Data to use:
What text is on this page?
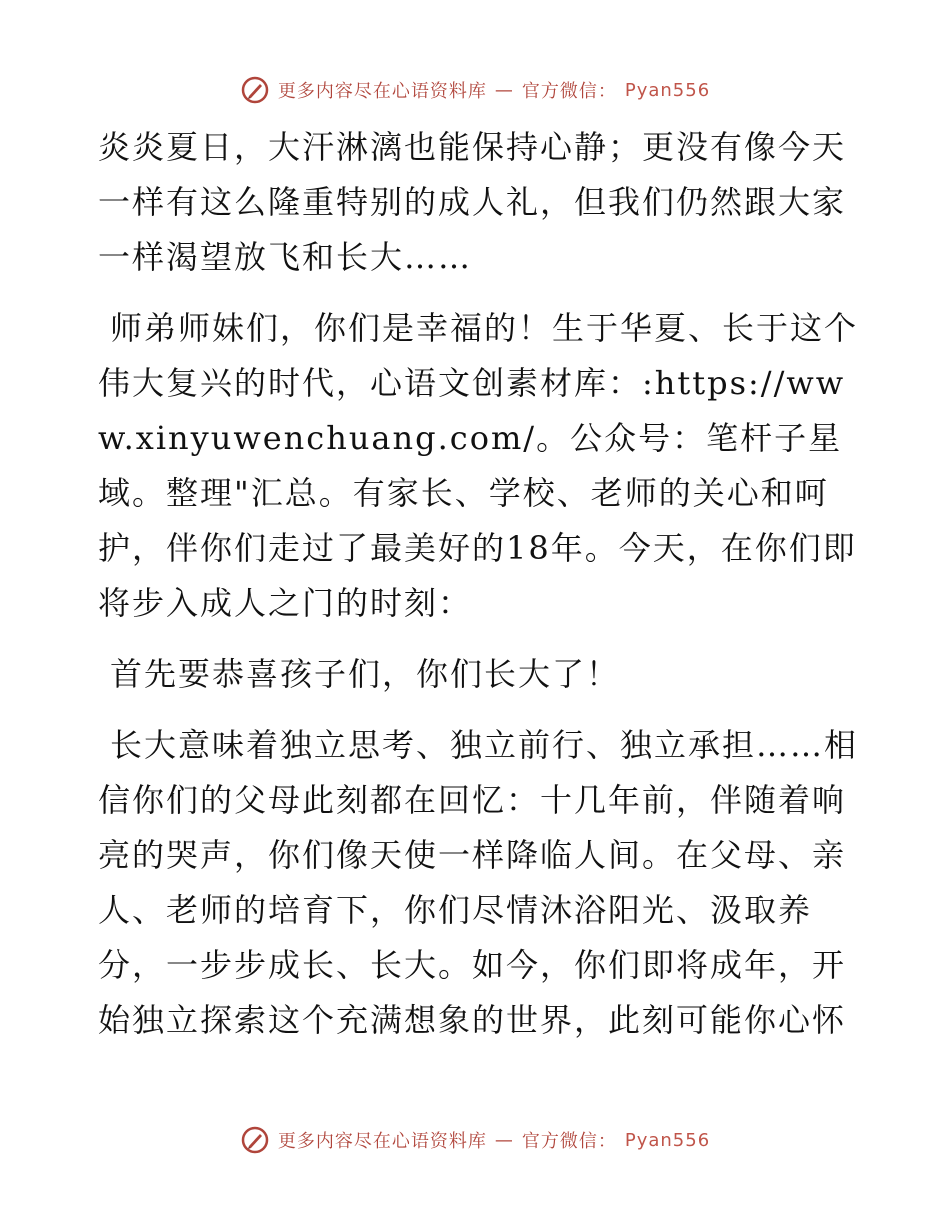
更多内容尽在心语资料库 — 官方微信： Pyan556

炎炎夏日，大汗淋漓也能保持心静；更没有像今天一样有这么隆重特别的成人礼，但我们仍然跟大家一样渴望放飞和长大……

师弟师妹们，你们是幸福的！生于华夏、长于这个伟大复兴的时代，心语文创素材库：:https://www.xinyuwenchuang.com/。公众号：笔杆子星域。整理"汇总。有家长、学校、老师的关心和呵护，伴你们走过了最美好的18年。今天，在你们即将步入成人之门的时刻：

首先要恭喜孩子们，你们长大了！

长大意味着独立思考、独立前行、独立承担……相信你们的父母此刻都在回忆：十几年前，伴随着响亮的哭声，你们像天使一样降临人间。在父母、亲人、老师的培育下，你们尽情沐浴阳光、汲取养分，一步步成长、长大。如今，你们即将成年，开始独立探索这个充满想象的世界，此刻可能你心怀

更多内容尽在心语资料库 — 官方微信： Pyan556
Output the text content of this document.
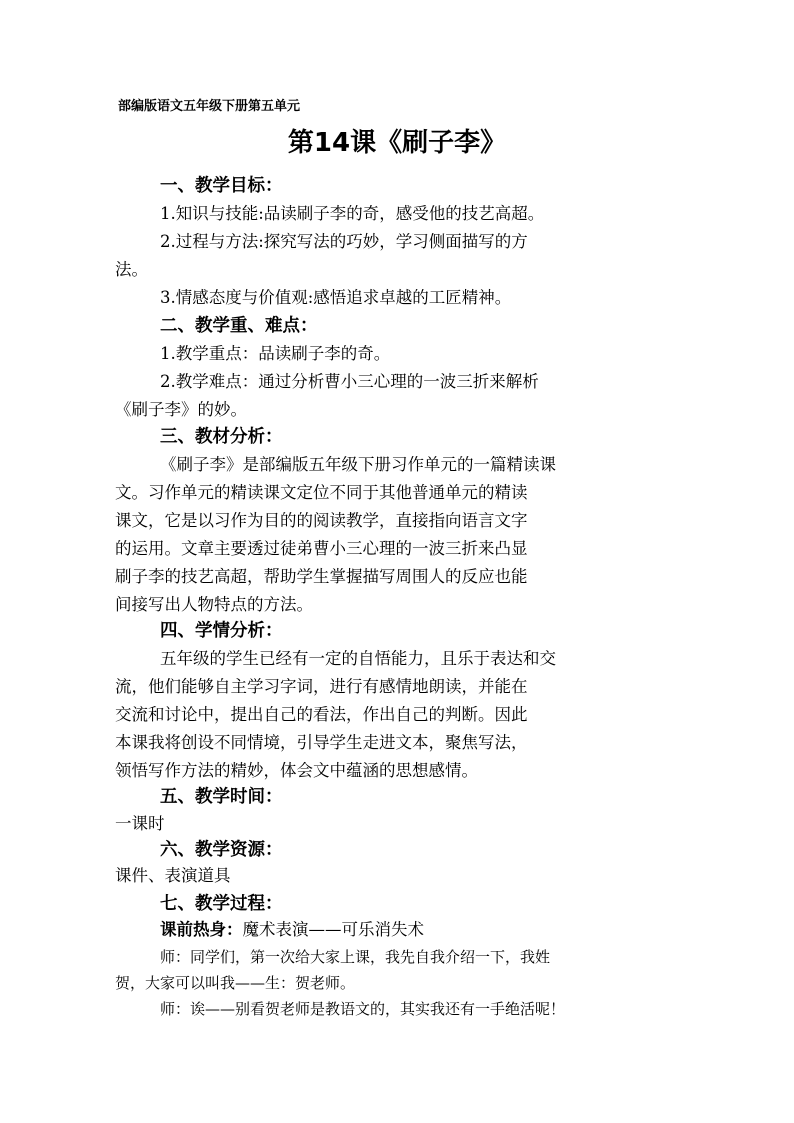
部编版语文五年级下册第五单元
第14课《刷子李》
一、教学目标：
1.知识与技能:品读刷子李的奇，感受他的技艺高超。
2.过程与方法:探究写法的巧妙，学习侧面描写的方
法。
3.情感态度与价值观:感悟追求卓越的工匠精神。
二、教学重、难点：
1.教学重点：品读刷子李的奇。
2.教学难点：通过分析曹小三心理的一波三折来解析
《刷子李》的妙。
三、教材分析：
《刷子李》是部编版五年级下册习作单元的一篇精读课
文。习作单元的精读课文定位不同于其他普通单元的精读
课文，它是以习作为目的的阅读教学，直接指向语言文字
的运用。文章主要透过徒弟曹小三心理的一波三折来凸显
刷子李的技艺高超，帮助学生掌握描写周围人的反应也能
间接写出人物特点的方法。
四、学情分析：
五年级的学生已经有一定的自悟能力，且乐于表达和交
流，他们能够自主学习字词，进行有感情地朗读，并能在
交流和讨论中，提出自己的看法，作出自己的判断。因此
本课我将创设不同情境，引导学生走进文本，聚焦写法，
领悟写作方法的精妙，体会文中蕴涵的思想感情。
五、教学时间：
一课时
六、教学资源：
课件、表演道具
七、教学过程：
课前热身：魔术表演——可乐消失术
师：同学们，第一次给大家上课，我先自我介绍一下，我姓
贺，大家可以叫我——生：贺老师。
师：诶——别看贺老师是教语文的，其实我还有一手绝活呢！
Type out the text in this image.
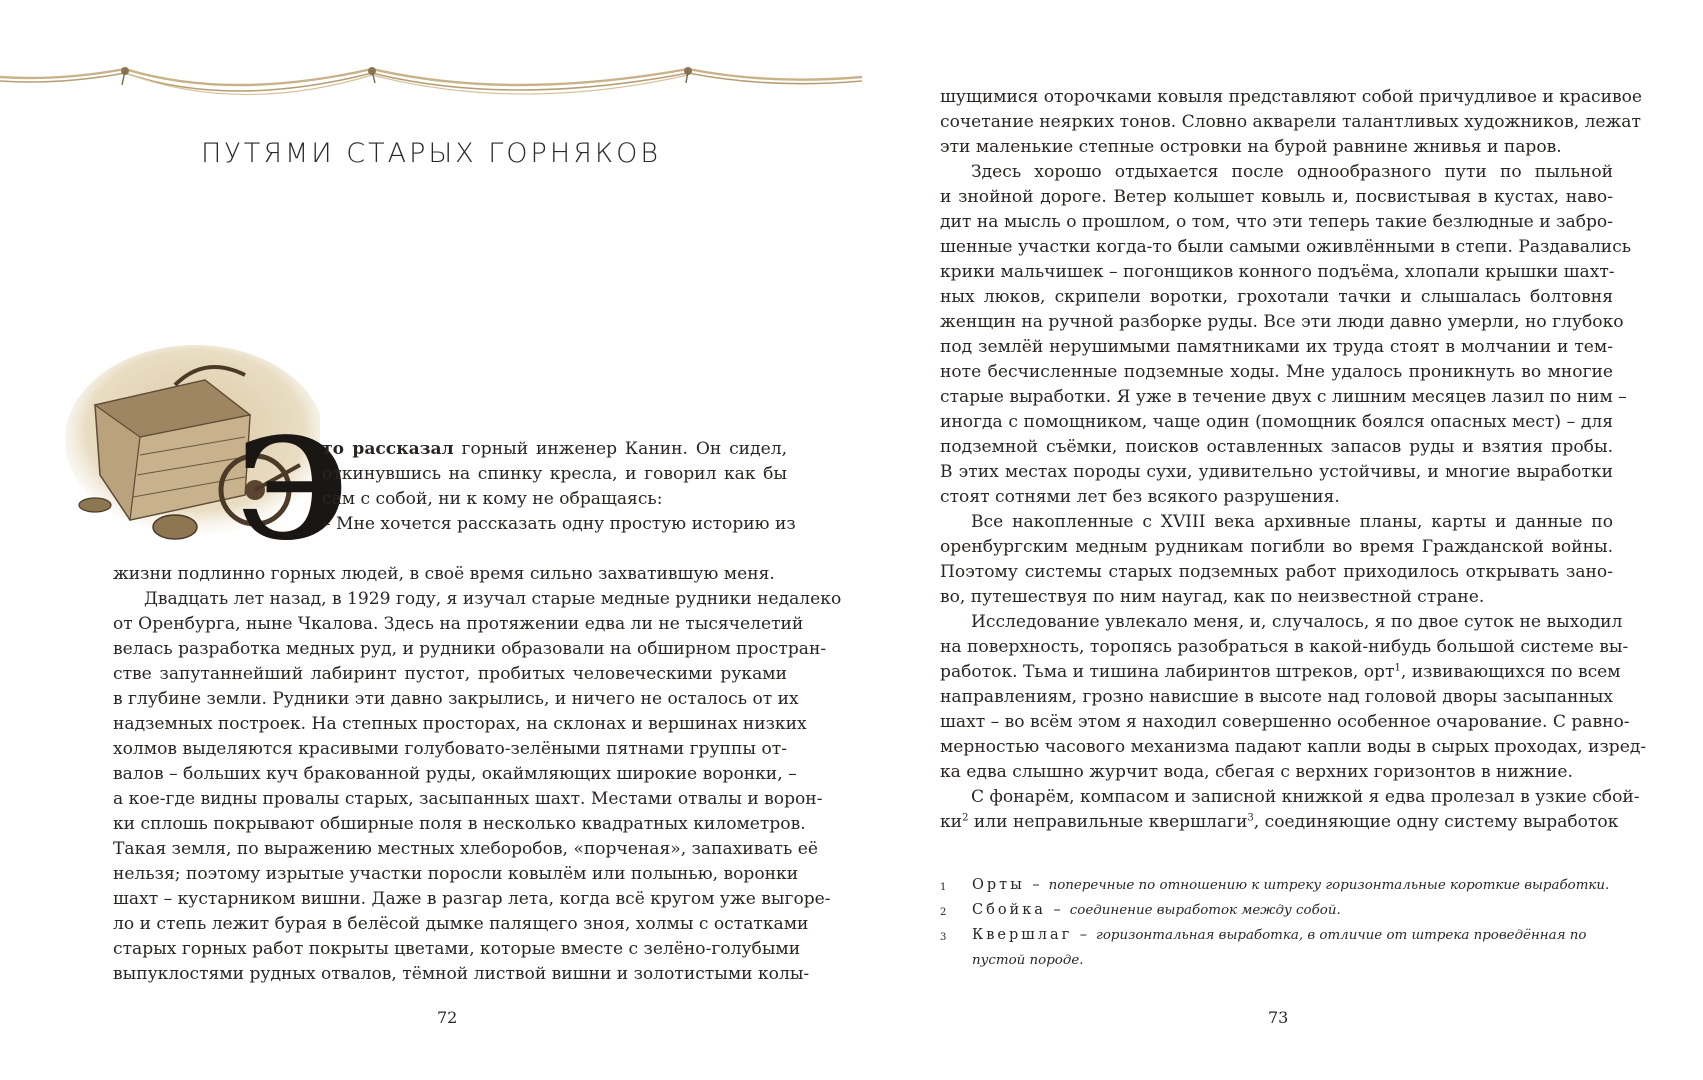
ПУТЯМИ СТАРЫХ ГОРНЯКОВ
Э
то рассказал горный инженер Канин. Он сидел,
откинувшись на спинку кресла, и говорил как бы
сам с собой, ни к кому не обращаясь:
– Мне хочется рассказать одну простую историю из
жизни подлинно горных людей, в своё время сильно захватившую меня.
Двадцать лет назад, в 1929 году, я изучал старые медные рудники недалеко
от Оренбурга, ныне Чкалова. Здесь на протяжении едва ли не тысячелетий
велась разработка медных руд, и рудники образовали на обширном простран-
стве запутаннейший лабиринт пустот, пробитых человеческими руками
в глубине земли. Рудники эти давно закрылись, и ничего не осталось от их
надземных построек. На степных просторах, на склонах и вершинах низких
холмов выделяются красивыми голубовато-зелёными пятнами группы от-
валов – больших куч бракованной руды, окаймляющих широкие воронки, –
а кое-где видны провалы старых, засыпанных шахт. Местами отвалы и ворон-
ки сплошь покрывают обширные поля в несколько квадратных километров.
Такая земля, по выражению местных хлеборобов, «порченая», запахивать её
нельзя; поэтому изрытые участки поросли ковылём или полынью, воронки
шахт – кустарником вишни. Даже в разгар лета, когда всё кругом уже выгоре-
ло и степь лежит бурая в белёсой дымке палящего зноя, холмы с остатками
старых горных работ покрыты цветами, которые вместе с зелёно-голубыми
выпуклостями рудных отвалов, тёмной листвой вишни и золотистыми колы-
72
шущимися оторочками ковыля представляют собой причудливое и красивое
сочетание неярких тонов. Словно акварели талантливых художников, лежат
эти маленькие степные островки на бурой равнине жнивья и паров.
Здесь хорошо отдыхается после однообразного пути по пыльной
и знойной дороге. Ветер колышет ковыль и, посвистывая в кустах, наво-
дит на мысль о прошлом, о том, что эти теперь такие безлюдные и забро-
шенные участки когда-то были самыми оживлёнными в степи. Раздавались
крики мальчишек – погонщиков конного подъёма, хлопали крышки шахт-
ных люков, скрипели воротки, грохотали тачки и слышалась болтовня
женщин на ручной разборке руды. Все эти люди давно умерли, но глубоко
под землёй нерушимыми памятниками их труда стоят в молчании и тем-
ноте бесчисленные подземные ходы. Мне удалось проникнуть во многие
старые выработки. Я уже в течение двух с лишним месяцев лазил по ним –
иногда с помощником, чаще один (помощник боялся опасных мест) – для
подземной съёмки, поисков оставленных запасов руды и взятия пробы.
В этих местах породы сухи, удивительно устойчивы, и многие выработки
стоят сотнями лет без всякого разрушения.
Все накопленные с XVIII века архивные планы, карты и данные по
оренбургским медным рудникам погибли во время Гражданской войны.
Поэтому системы старых подземных работ приходилось открывать зано-
во, путешествуя по ним наугад, как по неизвестной стране.
Исследование увлекало меня, и, случалось, я по двое суток не выходил
на поверхность, торопясь разобраться в какой-нибудь большой системе вы-
работок. Тьма и тишина лабиринтов штреков, орт$^1$, извивающихся по всем
направлениям, грозно нависшие в высоте над головой дворы засыпанных
шахт – во всём этом я находил совершенно особенное очарование. С равно-
мерностью часового механизма падают капли воды в сырых проходах, изред-
ка едва слышно журчит вода, сбегая с верхних горизонтов в нижние.
С фонарём, компасом и записной книжкой я едва пролезал в узкие сбой-
$ки^2$ или неправильные квершлаги$^3$, соединяющие одну систему выработок
1	Орты – поперечные по отношению к штреку горизонтальные короткие выработки.
2	Сбойка – соединение выработок между собой.
3	Квершлаг – горизонтальная выработка, в отличие от штрека проведённая по
пустой породе.
73
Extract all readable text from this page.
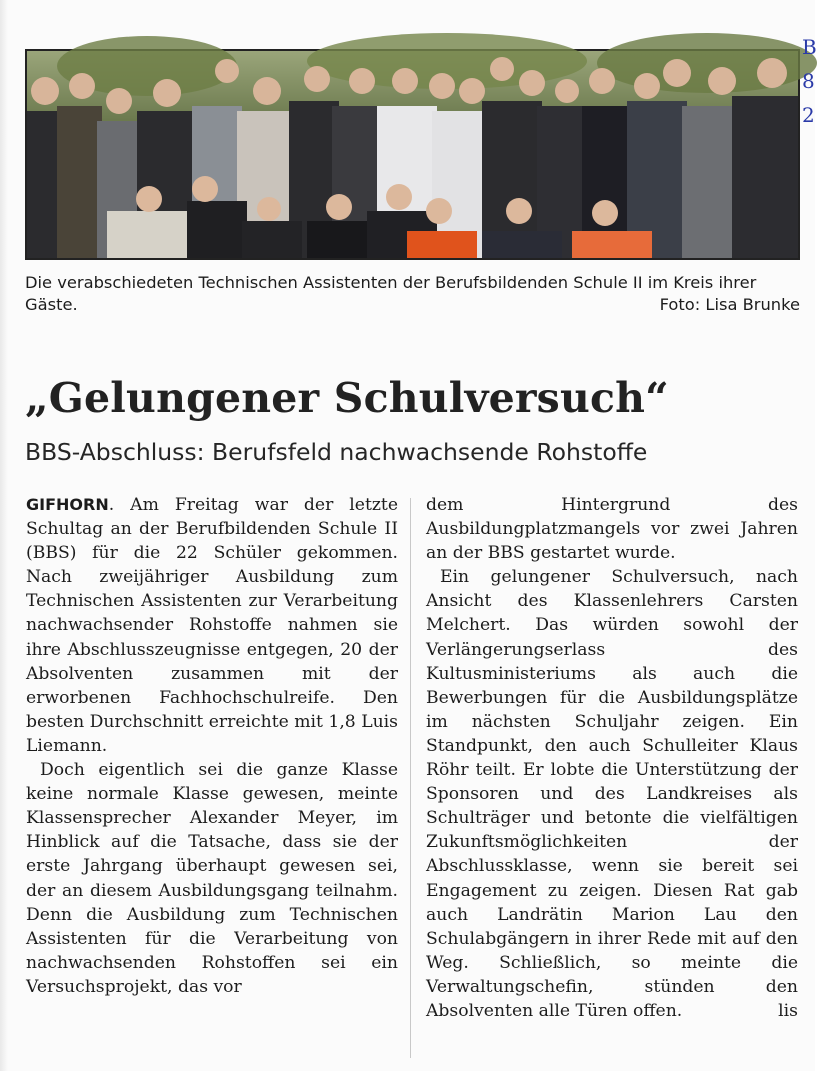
B 8 2
Die verabschiedeten Technischen Assistenten der Berufsbildenden Schule II im Kreis ihrer Gäste.	Foto: Lisa Brunke
„Gelungener Schulversuch“
BBS-Abschluss: Berufsfeld nachwachsende Rohstoffe

GIFHORN. Am Freitag war der letzte Schultag an der Berufbildenden Schule II (BBS) für die 22 Schüler gekommen. Nach zweijähriger Ausbildung zum Technischen Assistenten zur Verarbeitung nachwachsender Rohstoffe nahmen sie ihre Abschlusszeugnisse entgegen, 20 der Absolventen zusammen mit der erworbenen Fachhochschulreife. Den besten Durchschnitt erreichte mit 1,8 Luis Liemann.

Doch eigentlich sei die ganze Klasse keine normale Klasse gewesen, meinte Klassensprecher Alexander Meyer, im Hinblick auf die Tatsache, dass sie der erste Jahrgang überhaupt gewesen sei, der an diesem Ausbildungsgang teilnahm. Denn die Ausbildung zum Technischen Assistenten für die Verarbeitung von nachwachsenden Rohstoffen sei ein Versuchsprojekt, das vor

dem Hintergrund des Ausbildungplatzmangels vor zwei Jahren an der BBS gestartet wurde.

Ein gelungener Schulversuch, nach Ansicht des Klassenlehrers Carsten Melchert. Das würden sowohl der Verlängerungserlass des Kultusministeriums als auch die Bewerbungen für die Ausbildungsplätze im nächsten Schuljahr zeigen. Ein Standpunkt, den auch Schulleiter Klaus Röhr teilt. Er lobte die Unterstützung der Sponsoren und des Landkreises als Schulträger und betonte die vielfältigen Zukunftsmöglichkeiten der Abschlussklasse, wenn sie bereit sei Engagement zu zeigen. Diesen Rat gab auch Landrätin Marion Lau den Schulabgängern in ihrer Rede mit auf den Weg. Schließlich, so meinte die Verwaltungschefin, stünden den Absolventen alle Türen offen.	lis
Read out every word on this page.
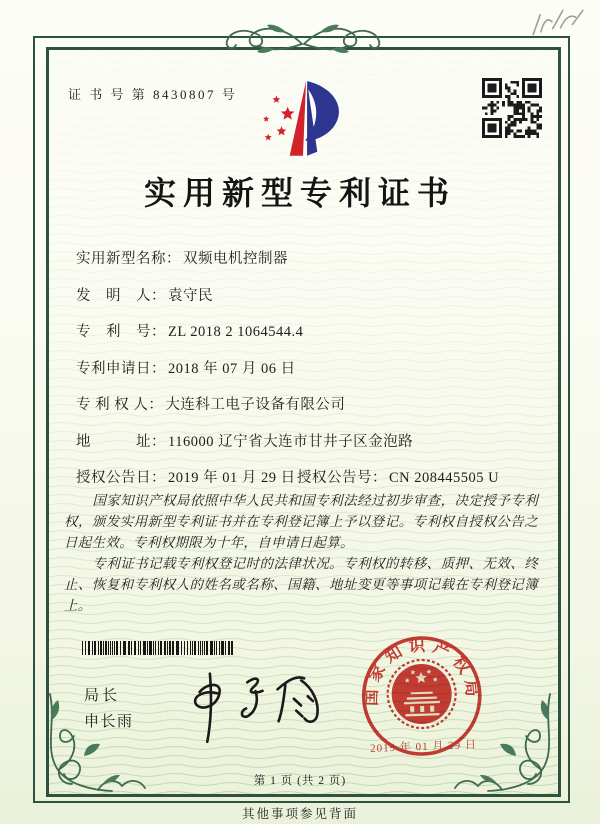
证 书 号 第 8430807 号
实用新型专利证书
实用新型名称： 双频电机控制器
发　明　人： 袁守民
专　利　号： ZL 2018 2 1064544.4
专利申请日： 2018 年 07 月 06 日
专 利 权 人： 大连科工电子设备有限公司
地　　　址： 116000 辽宁省大连市甘井子区金泡路
授权公告日： 2019 年 01 月 29 日 授权公告号： CN 208445505 U

国家知识产权局依照中华人民共和国专利法经过初步审查，决定授予专利权，颁发实用新型专利证书并在专利登记簿上予以登记。专利权自授权公告之日起生效。专利权期限为十年，自申请日起算。

专利证书记载专利权登记时的法律状况。专利权的转移、质押、无效、终止、恢复和专利权人的姓名或名称、国籍、地址变更等事项记载在专利登记簿上。

局长
申长雨
国家知识产权局
2019 年 01 月 29 日
第 1 页 (共 2 页)
其他事项参见背面
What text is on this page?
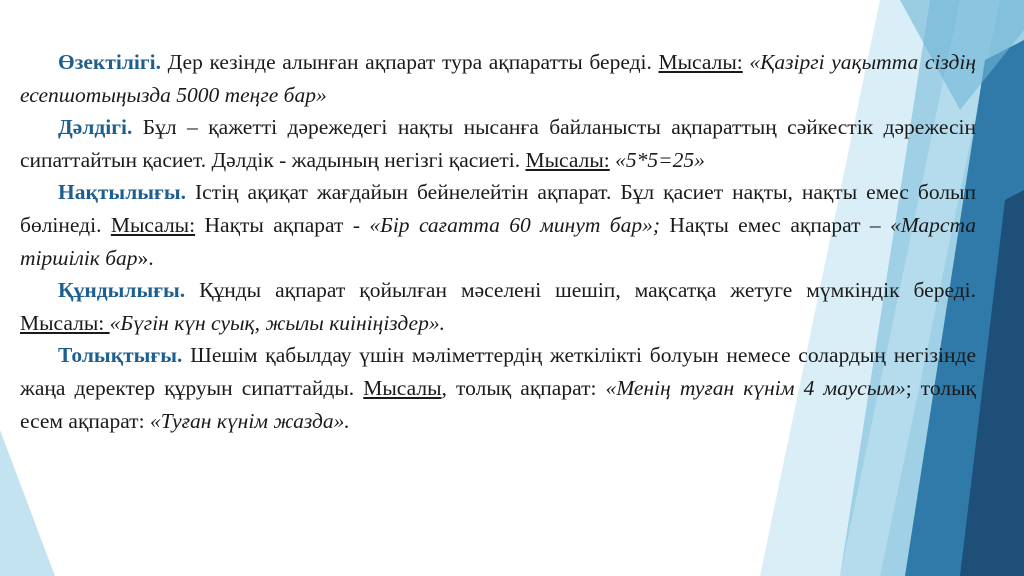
Өзектілігі. Дер кезінде алынған ақпарат тура ақпаратты береді. Мысалы: «Қазіргі уақытта сіздің есепшотыңызда 5000 теңге бар»

Дәлдігі. Бұл – қажетті дәрежедегі нақты нысанға байланысты ақпараттың сәйкестік дәрежесін сипаттайтын қасиет. Дәлдік - жадының негізгі қасиеті. Мысалы: «5*5=25»

Нақтылығы. Істің ақиқат жағдайын бейнелейтін ақпарат. Бұл қасиет нақты, нақты емес болып бөлінеді. Мысалы: Нақты ақпарат - «Бір сағатта 60 минут бар»; Нақты емес ақпарат – «Марста тіршілік бар».

Құндылығы. Құнды ақпарат қойылған мәселені шешіп, мақсатқа жетуге мүмкіндік береді. Мысалы: «Бүгін күн суық, жылы киініңіздер».

Толықтығы. Шешім қабылдау үшін мәліметтердің жеткілікті болуын немесе солардың негізінде жаңа деректер құруын сипаттайды. Мысалы, толық ақпарат: «Менің туған күнім 4 маусым»; толық есем ақпарат: «Туған күнім жазда».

Task directions:
Pull out every line of the records that includes the string "品读刷子李的奇".

Exercise solution:
1.知识与技能:品读刷子李的奇，感受他的技艺高超。
1.教学重点：品读刷子李的奇。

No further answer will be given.